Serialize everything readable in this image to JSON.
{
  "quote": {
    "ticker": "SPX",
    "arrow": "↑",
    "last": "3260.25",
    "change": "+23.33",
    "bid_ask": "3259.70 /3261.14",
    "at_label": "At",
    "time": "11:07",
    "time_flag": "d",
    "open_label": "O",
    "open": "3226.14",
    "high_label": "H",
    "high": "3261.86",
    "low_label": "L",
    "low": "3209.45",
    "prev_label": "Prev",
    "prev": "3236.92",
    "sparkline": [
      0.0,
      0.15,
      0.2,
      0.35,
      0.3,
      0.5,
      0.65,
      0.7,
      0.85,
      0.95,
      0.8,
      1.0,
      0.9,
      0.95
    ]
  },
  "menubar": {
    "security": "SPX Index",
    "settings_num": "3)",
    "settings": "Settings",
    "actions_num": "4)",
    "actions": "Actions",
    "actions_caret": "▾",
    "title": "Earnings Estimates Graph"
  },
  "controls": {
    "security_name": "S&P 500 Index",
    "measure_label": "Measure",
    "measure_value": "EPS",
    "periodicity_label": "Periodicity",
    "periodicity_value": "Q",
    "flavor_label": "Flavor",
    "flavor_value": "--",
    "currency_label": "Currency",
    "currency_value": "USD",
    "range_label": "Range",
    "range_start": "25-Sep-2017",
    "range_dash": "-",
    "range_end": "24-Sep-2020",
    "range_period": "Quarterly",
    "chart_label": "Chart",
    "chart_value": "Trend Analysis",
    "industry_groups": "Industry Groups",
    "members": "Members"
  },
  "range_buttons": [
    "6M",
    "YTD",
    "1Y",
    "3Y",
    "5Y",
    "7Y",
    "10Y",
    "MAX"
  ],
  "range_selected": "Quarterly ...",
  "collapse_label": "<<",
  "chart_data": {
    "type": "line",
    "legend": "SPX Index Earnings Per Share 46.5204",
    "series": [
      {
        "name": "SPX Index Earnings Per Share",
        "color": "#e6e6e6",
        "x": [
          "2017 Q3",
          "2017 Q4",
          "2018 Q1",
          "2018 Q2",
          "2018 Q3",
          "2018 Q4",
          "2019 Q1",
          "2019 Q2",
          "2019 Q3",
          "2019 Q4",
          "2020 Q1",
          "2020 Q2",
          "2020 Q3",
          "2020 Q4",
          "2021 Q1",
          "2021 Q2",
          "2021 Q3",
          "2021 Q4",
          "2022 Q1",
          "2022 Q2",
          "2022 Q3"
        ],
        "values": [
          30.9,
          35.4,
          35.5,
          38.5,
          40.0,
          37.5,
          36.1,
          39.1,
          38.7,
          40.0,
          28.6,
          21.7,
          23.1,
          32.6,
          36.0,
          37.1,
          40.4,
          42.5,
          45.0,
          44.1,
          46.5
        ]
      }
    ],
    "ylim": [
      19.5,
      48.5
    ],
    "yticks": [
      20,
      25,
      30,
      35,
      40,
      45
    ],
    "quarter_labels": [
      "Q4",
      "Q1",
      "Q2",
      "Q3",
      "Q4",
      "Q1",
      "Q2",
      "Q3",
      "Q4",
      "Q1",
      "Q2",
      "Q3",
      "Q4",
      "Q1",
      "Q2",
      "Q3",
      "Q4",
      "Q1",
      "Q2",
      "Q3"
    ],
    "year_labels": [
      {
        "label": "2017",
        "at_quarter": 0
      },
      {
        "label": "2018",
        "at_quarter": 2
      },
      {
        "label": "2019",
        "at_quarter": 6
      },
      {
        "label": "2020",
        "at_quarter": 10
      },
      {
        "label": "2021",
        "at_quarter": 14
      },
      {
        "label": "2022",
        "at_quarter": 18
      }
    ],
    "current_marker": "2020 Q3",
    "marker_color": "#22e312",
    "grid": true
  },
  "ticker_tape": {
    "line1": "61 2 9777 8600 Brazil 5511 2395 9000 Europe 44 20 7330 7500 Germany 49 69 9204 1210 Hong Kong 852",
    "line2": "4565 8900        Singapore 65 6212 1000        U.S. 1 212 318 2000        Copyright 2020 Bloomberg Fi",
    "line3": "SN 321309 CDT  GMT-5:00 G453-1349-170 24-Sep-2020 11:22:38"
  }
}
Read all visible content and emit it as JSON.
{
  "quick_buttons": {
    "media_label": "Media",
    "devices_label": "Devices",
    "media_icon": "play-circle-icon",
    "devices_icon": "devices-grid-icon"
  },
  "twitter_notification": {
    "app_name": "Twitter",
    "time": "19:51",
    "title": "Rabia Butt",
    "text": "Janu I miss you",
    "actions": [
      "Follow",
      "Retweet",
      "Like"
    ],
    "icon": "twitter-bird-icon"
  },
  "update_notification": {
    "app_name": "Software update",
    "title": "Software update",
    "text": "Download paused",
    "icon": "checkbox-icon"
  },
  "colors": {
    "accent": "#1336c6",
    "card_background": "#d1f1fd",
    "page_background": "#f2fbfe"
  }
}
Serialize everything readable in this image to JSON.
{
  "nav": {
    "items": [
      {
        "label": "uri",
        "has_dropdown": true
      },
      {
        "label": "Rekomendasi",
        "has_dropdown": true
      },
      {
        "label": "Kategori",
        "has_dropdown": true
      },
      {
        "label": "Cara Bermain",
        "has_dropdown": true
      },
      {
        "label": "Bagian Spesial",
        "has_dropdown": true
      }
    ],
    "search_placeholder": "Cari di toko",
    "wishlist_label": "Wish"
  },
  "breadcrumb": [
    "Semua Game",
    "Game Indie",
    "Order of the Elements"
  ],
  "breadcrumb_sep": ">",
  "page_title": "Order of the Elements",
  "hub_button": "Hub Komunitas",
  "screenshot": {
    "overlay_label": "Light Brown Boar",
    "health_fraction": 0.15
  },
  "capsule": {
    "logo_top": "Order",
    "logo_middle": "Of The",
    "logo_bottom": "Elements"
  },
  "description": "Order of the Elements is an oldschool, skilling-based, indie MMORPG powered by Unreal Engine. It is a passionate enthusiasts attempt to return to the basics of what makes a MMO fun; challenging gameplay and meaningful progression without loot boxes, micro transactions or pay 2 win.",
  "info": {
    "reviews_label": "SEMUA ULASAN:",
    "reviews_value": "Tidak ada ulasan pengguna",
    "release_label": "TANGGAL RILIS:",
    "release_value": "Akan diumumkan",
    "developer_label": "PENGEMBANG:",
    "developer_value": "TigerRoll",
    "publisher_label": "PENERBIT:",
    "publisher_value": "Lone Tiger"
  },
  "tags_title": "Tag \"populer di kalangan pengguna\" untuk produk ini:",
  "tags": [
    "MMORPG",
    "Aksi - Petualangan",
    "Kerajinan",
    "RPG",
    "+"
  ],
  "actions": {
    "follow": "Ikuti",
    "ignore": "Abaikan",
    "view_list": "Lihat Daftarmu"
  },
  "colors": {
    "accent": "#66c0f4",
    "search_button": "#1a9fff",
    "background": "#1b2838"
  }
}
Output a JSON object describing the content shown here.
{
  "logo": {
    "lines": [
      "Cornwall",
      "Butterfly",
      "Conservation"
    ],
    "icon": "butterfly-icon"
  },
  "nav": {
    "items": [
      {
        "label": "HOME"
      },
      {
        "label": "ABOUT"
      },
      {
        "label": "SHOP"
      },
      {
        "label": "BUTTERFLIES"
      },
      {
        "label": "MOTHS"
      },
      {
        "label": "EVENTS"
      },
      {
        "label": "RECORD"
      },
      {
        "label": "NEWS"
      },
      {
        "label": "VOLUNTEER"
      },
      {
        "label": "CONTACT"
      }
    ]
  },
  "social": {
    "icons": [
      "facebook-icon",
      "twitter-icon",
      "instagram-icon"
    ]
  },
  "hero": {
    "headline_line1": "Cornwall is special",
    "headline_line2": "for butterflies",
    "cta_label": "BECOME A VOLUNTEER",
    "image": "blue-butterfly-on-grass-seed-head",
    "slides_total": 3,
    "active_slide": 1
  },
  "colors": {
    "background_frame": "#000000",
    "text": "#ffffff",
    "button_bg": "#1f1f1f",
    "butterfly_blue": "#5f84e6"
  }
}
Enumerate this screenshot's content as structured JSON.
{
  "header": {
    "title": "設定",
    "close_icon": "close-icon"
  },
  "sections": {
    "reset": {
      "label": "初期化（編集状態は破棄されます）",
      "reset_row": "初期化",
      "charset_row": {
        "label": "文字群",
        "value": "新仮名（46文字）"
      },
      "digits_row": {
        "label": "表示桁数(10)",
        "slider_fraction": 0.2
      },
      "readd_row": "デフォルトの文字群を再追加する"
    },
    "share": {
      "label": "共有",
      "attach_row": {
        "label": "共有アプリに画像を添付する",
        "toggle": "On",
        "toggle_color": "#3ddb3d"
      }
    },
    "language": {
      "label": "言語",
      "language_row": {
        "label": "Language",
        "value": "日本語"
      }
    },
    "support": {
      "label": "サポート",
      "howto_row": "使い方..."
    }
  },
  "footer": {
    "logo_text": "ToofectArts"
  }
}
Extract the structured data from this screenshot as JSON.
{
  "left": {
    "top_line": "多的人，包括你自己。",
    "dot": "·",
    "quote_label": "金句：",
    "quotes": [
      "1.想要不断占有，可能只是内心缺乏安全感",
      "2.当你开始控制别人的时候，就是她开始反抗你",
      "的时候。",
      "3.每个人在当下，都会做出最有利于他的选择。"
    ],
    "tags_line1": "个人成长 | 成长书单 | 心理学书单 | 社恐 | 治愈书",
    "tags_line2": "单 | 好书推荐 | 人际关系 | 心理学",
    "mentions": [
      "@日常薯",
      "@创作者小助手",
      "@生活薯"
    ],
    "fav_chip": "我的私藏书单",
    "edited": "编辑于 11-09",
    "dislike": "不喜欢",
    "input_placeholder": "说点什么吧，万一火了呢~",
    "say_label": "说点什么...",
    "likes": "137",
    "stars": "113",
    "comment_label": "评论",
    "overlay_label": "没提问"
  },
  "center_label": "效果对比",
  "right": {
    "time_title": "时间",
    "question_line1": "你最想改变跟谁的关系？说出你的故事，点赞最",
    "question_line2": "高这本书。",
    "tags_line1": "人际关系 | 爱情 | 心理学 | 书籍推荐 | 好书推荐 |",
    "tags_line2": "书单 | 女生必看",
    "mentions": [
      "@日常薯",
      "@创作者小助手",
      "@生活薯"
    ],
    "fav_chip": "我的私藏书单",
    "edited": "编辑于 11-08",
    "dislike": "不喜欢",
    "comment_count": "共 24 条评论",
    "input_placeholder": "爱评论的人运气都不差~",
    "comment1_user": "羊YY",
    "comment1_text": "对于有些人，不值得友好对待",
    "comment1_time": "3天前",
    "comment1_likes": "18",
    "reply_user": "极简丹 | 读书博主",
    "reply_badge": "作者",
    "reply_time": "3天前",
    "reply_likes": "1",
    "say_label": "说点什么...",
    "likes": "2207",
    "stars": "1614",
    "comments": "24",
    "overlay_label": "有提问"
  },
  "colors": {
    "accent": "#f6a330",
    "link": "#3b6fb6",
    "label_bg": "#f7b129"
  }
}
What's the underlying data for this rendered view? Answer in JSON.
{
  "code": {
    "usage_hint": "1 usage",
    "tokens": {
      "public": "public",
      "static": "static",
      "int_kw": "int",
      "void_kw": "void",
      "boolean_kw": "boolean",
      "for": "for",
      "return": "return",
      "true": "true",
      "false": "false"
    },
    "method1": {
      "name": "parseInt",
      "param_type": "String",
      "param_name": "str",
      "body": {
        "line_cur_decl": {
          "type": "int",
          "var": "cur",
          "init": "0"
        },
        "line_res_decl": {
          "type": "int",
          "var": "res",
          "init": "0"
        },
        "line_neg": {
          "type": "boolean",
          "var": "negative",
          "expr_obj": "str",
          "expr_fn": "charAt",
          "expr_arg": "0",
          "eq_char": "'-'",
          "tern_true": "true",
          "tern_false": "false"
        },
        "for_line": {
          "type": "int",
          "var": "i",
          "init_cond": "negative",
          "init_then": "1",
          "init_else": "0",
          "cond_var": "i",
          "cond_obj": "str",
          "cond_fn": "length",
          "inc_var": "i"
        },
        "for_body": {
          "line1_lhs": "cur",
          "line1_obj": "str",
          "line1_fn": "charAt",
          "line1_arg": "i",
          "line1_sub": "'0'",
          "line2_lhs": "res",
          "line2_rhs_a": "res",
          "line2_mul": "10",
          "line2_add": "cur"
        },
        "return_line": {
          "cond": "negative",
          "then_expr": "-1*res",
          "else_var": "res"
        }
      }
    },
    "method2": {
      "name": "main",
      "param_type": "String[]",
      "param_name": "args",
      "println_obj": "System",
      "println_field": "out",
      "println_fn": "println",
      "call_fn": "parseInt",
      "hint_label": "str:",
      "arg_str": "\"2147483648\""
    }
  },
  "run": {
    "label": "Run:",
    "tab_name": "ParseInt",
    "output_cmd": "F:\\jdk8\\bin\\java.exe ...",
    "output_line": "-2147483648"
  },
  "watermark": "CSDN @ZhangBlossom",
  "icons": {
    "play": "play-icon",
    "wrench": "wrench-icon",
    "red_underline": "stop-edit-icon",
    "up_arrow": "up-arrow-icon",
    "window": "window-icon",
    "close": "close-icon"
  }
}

******

Instructions for the task:
Which lines in the records above contain the string "Earnings"? Copy each one.

Answer below:
    "title": "Earnings Estimates Graph"
    "legend": "SPX Index Earnings Per Share 46.5204",
        "name": "SPX Index Earnings Per Share",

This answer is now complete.